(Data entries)
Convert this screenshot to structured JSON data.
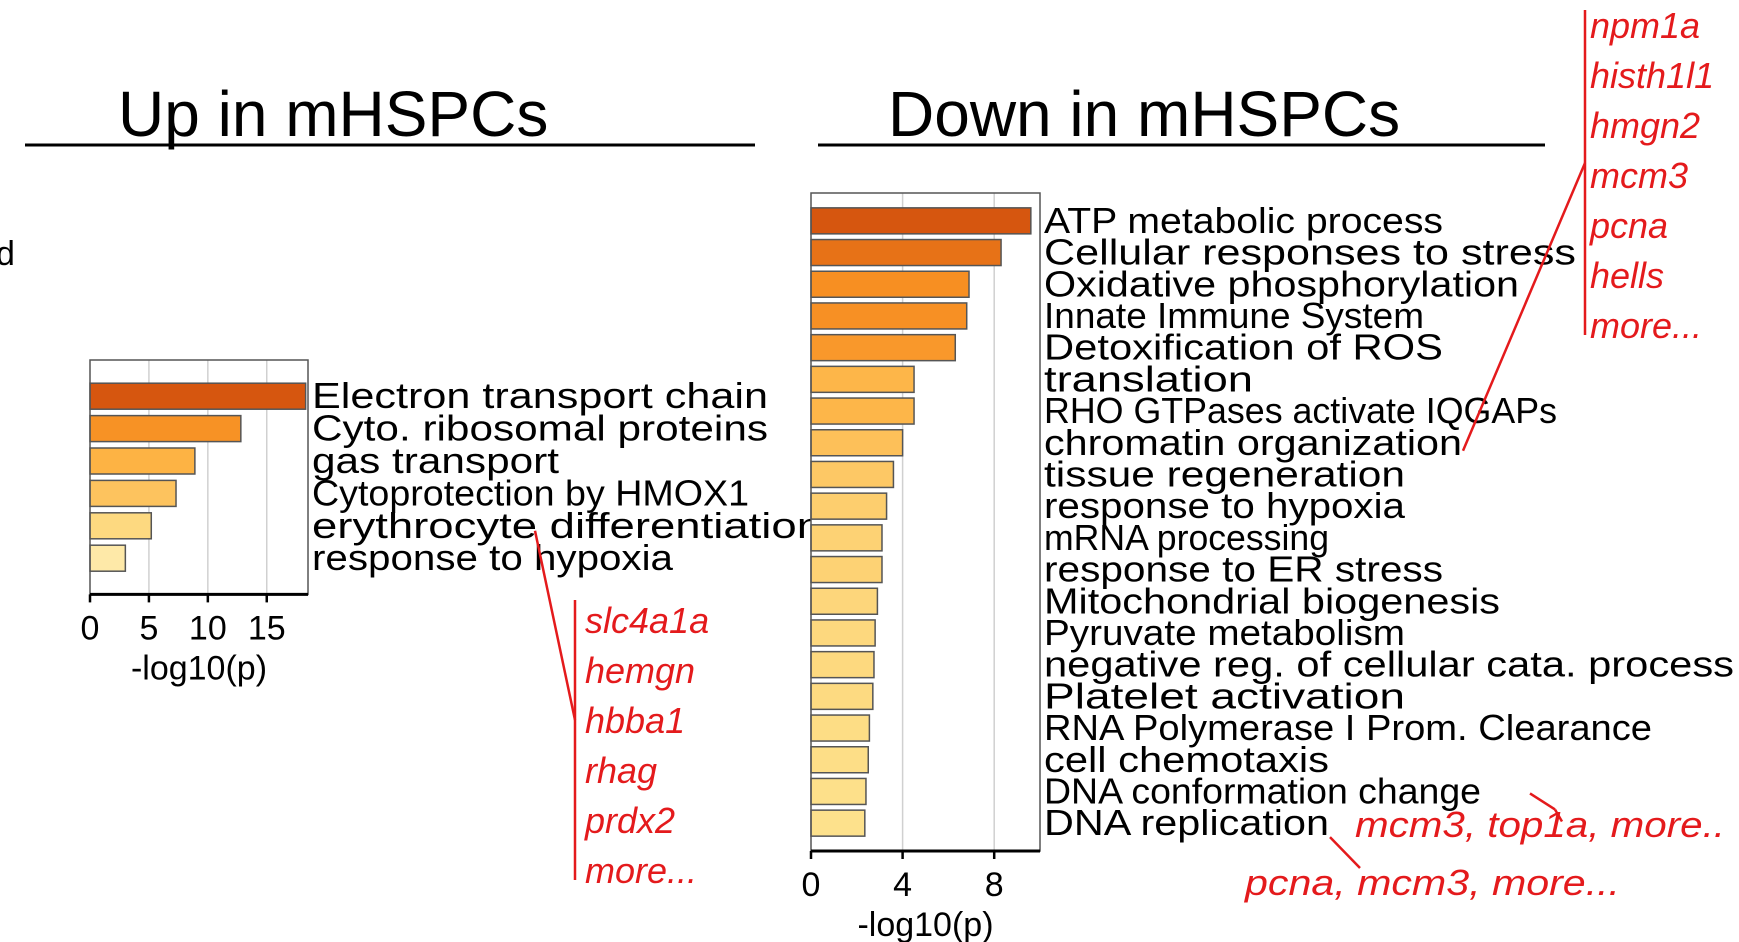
{
  "colors": {
    "bar_scale": [
      "#fffbe0",
      "#fde08a",
      "#fdb040",
      "#f68a1e",
      "#d6560f"
    ],
    "annotation": "#e41a1c"
  },
  "left_clipped_text": "d",
  "chart_data": [
    {
      "type": "bar",
      "orientation": "horizontal",
      "title": "Up in mHSPCs",
      "xlabel": "-log10(p)",
      "xlim": [
        0,
        18.5
      ],
      "xticks": [
        0,
        5,
        10,
        15
      ],
      "grid": true,
      "categories": [
        "Electron transport chain",
        "Cyto. ribosomal proteins",
        "gas transport",
        "Cytoprotection by HMOX1",
        "erythrocyte differentiation",
        "response to hypoxia"
      ],
      "values": [
        18.3,
        12.8,
        8.9,
        7.3,
        5.2,
        3.0
      ],
      "annotations": [
        {
          "term": "erythrocyte differentiation",
          "genes": [
            "slc4a1a",
            "hemgn",
            "hbba1",
            "rhag",
            "prdx2",
            "more..."
          ]
        }
      ]
    },
    {
      "type": "bar",
      "orientation": "horizontal",
      "title": "Down in mHSPCs",
      "xlabel": "-log10(p)",
      "xlim": [
        0,
        10
      ],
      "xticks": [
        0,
        4,
        8
      ],
      "grid": true,
      "categories": [
        "ATP metabolic process",
        "Cellular responses to stress",
        "Oxidative phosphorylation",
        "Innate Immune System",
        "Detoxification of ROS",
        "translation",
        "RHO GTPases activate IQGAPs",
        "chromatin organization",
        "tissue regeneration",
        "response to hypoxia",
        "mRNA processing",
        "response to ER stress",
        "Mitochondrial biogenesis",
        "Pyruvate metabolism",
        "negative reg. of cellular cata. process",
        "Platelet activation",
        "RNA Polymerase I Prom. Clearance",
        "cell chemotaxis",
        "DNA conformation change",
        "DNA replication"
      ],
      "values": [
        9.6,
        8.3,
        6.9,
        6.8,
        6.3,
        4.5,
        4.5,
        4.0,
        3.6,
        3.3,
        3.1,
        3.1,
        2.9,
        2.8,
        2.75,
        2.7,
        2.55,
        2.5,
        2.4,
        2.35
      ],
      "annotations": [
        {
          "term": "chromatin organization",
          "genes": [
            "npm1a",
            "histh1l1",
            "hmgn2",
            "mcm3",
            "pcna",
            "hells",
            "more..."
          ]
        },
        {
          "term": "DNA conformation change",
          "text": "mcm3, top1a, more.."
        },
        {
          "term": "DNA replication",
          "text": "pcna, mcm3, more..."
        }
      ]
    }
  ]
}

(What you have to do)
Copy out every line of the data above, taking care to leave the pictures out.

(Result below)
Convert this screenshot to structured JSON data.
{
  "colors": {
    "bar_scale": [
      "#fffbe0",
      "#fde08a",
      "#fdb040",
      "#f68a1e",
      "#d6560f"
    ],
    "annotation": "#e41a1c"
  },
  "left_clipped_text": "d",
  "chart_data": [
    {
      "type": "bar",
      "orientation": "horizontal",
      "title": "Up in mHSPCs",
      "xlabel": "-log10(p)",
      "xlim": [
        0,
        18.5
      ],
      "xticks": [
        0,
        5,
        10,
        15
      ],
      "grid": true,
      "categories": [
        "Electron transport chain",
        "Cyto. ribosomal proteins",
        "gas transport",
        "Cytoprotection by HMOX1",
        "erythrocyte differentiation",
        "response to hypoxia"
      ],
      "values": [
        18.3,
        12.8,
        8.9,
        7.3,
        5.2,
        3.0
      ],
      "annotations": [
        {
          "term": "erythrocyte differentiation",
          "genes": [
            "slc4a1a",
            "hemgn",
            "hbba1",
            "rhag",
            "prdx2",
            "more..."
          ]
        }
      ]
    },
    {
      "type": "bar",
      "orientation": "horizontal",
      "title": "Down in mHSPCs",
      "xlabel": "-log10(p)",
      "xlim": [
        0,
        10
      ],
      "xticks": [
        0,
        4,
        8
      ],
      "grid": true,
      "categories": [
        "ATP metabolic process",
        "Cellular responses to stress",
        "Oxidative phosphorylation",
        "Innate Immune System",
        "Detoxification of ROS",
        "translation",
        "RHO GTPases activate IQGAPs",
        "chromatin organization",
        "tissue regeneration",
        "response to hypoxia",
        "mRNA processing",
        "response to ER stress",
        "Mitochondrial biogenesis",
        "Pyruvate metabolism",
        "negative reg. of cellular cata. process",
        "Platelet activation",
        "RNA Polymerase I Prom. Clearance",
        "cell chemotaxis",
        "DNA conformation change",
        "DNA replication"
      ],
      "values": [
        9.6,
        8.3,
        6.9,
        6.8,
        6.3,
        4.5,
        4.5,
        4.0,
        3.6,
        3.3,
        3.1,
        3.1,
        2.9,
        2.8,
        2.75,
        2.7,
        2.55,
        2.5,
        2.4,
        2.35
      ],
      "annotations": [
        {
          "term": "chromatin organization",
          "genes": [
            "npm1a",
            "histh1l1",
            "hmgn2",
            "mcm3",
            "pcna",
            "hells",
            "more..."
          ]
        },
        {
          "term": "DNA conformation change",
          "text": "mcm3, top1a, more.."
        },
        {
          "term": "DNA replication",
          "text": "pcna, mcm3, more..."
        }
      ]
    }
  ]
}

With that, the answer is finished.